Collection entries:
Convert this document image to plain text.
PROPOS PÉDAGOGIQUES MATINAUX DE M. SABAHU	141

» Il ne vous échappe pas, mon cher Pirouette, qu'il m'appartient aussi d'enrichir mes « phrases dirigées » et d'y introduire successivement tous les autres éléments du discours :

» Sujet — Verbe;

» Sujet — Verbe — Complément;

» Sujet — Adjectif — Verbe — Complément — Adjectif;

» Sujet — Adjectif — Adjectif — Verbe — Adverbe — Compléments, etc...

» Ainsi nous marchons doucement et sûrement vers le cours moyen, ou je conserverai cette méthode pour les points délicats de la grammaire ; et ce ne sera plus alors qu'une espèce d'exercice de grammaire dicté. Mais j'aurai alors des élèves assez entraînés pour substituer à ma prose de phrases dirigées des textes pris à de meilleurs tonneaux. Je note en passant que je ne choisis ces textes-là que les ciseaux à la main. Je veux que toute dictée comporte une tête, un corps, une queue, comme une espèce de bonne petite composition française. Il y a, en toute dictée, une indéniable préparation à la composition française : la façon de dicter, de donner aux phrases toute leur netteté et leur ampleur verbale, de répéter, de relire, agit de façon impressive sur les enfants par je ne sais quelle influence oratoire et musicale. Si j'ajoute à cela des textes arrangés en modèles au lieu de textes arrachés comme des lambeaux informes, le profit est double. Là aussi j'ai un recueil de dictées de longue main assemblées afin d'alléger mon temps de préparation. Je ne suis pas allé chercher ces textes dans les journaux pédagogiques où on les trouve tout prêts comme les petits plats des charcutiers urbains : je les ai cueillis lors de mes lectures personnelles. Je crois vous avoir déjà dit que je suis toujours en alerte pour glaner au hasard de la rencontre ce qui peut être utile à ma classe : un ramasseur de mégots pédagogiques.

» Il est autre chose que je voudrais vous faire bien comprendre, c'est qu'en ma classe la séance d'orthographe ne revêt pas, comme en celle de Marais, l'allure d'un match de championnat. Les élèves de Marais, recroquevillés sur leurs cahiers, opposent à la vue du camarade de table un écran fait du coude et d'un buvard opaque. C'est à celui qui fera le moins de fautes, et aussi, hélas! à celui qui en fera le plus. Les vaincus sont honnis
==
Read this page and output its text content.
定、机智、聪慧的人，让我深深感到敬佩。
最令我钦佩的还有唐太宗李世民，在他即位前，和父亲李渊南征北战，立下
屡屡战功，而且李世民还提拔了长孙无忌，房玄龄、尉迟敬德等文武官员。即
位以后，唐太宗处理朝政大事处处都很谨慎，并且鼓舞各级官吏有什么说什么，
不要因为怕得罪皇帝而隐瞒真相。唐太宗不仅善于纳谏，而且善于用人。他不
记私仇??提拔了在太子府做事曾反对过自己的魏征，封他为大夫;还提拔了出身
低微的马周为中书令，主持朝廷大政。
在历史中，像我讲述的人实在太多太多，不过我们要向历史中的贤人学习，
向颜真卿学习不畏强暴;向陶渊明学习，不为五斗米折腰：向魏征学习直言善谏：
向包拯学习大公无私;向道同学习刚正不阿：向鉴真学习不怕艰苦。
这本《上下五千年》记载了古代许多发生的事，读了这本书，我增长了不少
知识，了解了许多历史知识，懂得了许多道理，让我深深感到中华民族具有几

*STATED EXERCISE*. In the listing, find every line with the word "this" and state how many there are, nothing more.

*ANSWER TO THE PROBLEM*. 2